» **Written task**
Copy every line in which the string "page" occurs.

» **Exercise input**
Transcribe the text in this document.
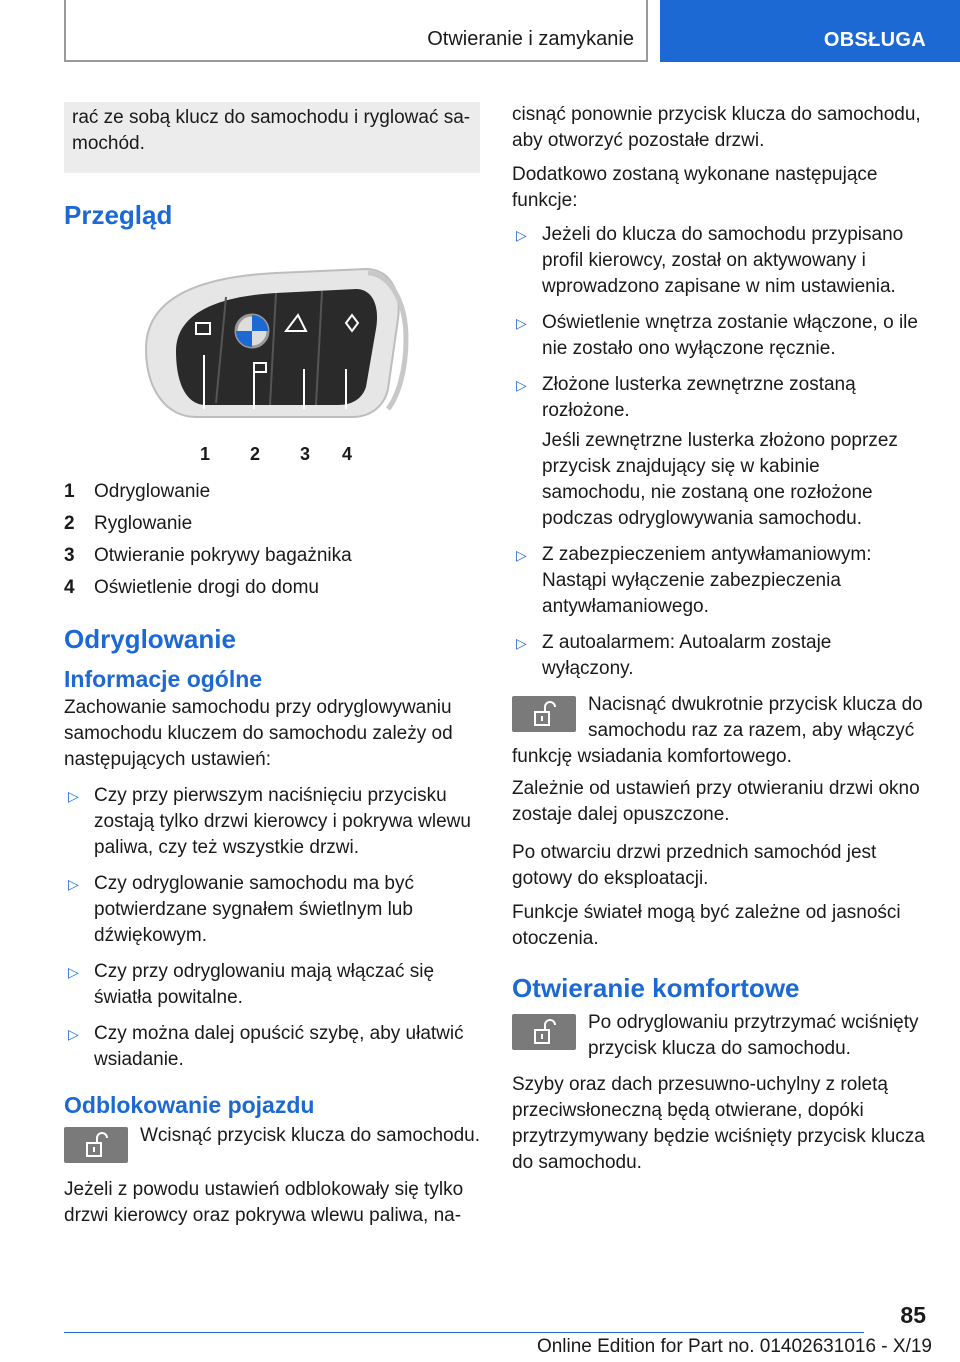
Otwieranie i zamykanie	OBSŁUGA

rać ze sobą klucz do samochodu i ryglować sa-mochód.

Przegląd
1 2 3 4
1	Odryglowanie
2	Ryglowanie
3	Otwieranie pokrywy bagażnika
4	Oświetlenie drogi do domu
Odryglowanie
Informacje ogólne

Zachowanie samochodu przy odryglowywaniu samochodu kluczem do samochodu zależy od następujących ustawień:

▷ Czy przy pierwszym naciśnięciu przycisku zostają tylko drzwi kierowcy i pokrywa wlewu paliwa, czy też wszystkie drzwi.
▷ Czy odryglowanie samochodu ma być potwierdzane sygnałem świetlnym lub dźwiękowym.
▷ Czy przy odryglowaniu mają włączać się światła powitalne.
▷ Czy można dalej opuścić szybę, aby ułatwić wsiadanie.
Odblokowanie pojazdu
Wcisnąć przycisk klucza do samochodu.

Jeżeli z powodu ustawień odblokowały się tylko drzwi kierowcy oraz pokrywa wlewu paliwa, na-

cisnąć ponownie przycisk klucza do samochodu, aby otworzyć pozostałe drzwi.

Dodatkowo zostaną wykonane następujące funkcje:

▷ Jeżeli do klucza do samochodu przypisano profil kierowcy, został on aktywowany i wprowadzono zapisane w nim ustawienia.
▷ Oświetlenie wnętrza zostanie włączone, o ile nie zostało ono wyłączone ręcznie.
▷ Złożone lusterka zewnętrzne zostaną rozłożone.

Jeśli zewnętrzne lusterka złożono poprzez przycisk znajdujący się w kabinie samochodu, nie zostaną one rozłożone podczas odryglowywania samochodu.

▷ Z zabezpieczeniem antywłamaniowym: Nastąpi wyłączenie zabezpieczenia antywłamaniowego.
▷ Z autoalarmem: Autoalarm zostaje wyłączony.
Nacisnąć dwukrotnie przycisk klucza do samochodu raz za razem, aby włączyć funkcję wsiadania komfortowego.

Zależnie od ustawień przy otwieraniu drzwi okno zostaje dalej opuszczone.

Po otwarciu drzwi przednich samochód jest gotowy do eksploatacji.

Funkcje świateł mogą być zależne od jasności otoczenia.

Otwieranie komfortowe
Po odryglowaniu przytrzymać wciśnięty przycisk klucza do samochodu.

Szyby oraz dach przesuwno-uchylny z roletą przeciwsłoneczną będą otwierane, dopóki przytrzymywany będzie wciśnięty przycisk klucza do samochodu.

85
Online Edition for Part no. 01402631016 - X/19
* * *
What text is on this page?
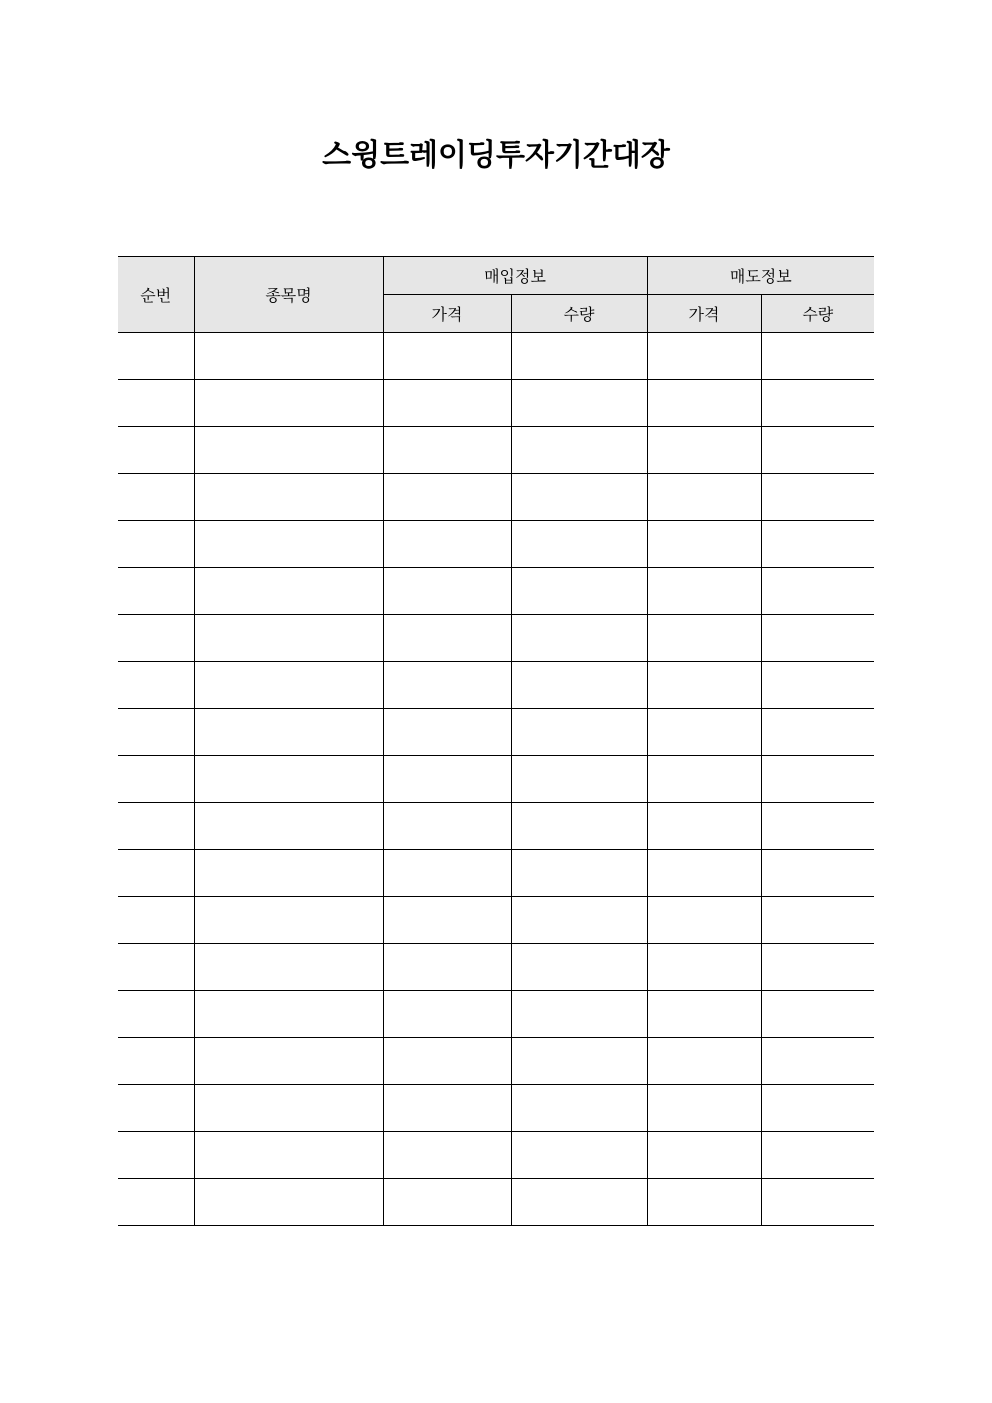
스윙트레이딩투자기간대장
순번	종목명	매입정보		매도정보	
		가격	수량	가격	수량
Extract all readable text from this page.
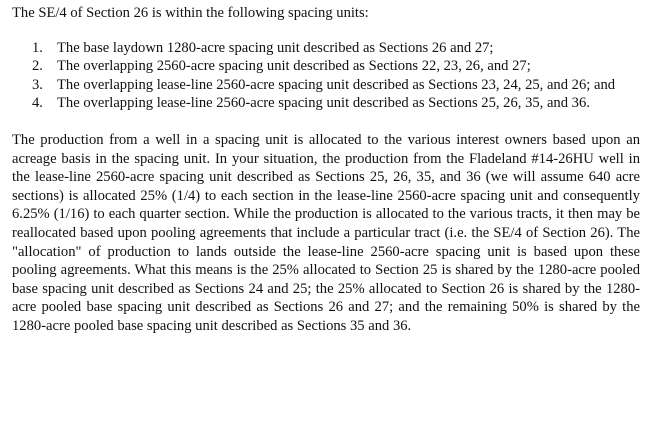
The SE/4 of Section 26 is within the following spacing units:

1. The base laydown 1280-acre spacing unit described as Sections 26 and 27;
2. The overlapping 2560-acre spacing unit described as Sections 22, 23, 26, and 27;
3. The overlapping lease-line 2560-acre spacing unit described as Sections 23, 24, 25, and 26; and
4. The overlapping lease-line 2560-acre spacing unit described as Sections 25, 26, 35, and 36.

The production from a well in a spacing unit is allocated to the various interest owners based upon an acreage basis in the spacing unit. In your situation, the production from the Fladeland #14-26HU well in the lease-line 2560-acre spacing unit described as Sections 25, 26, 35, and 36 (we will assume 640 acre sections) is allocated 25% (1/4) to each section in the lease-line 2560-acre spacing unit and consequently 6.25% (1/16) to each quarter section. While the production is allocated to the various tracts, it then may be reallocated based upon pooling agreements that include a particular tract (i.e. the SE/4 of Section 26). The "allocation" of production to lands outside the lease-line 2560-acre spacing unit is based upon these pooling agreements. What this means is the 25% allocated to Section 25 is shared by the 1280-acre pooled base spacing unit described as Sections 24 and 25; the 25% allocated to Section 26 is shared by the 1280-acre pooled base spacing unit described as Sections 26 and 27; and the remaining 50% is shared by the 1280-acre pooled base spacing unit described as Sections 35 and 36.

» **Solution to this exercise**
What text is on this page?
Extract all readable text from this page.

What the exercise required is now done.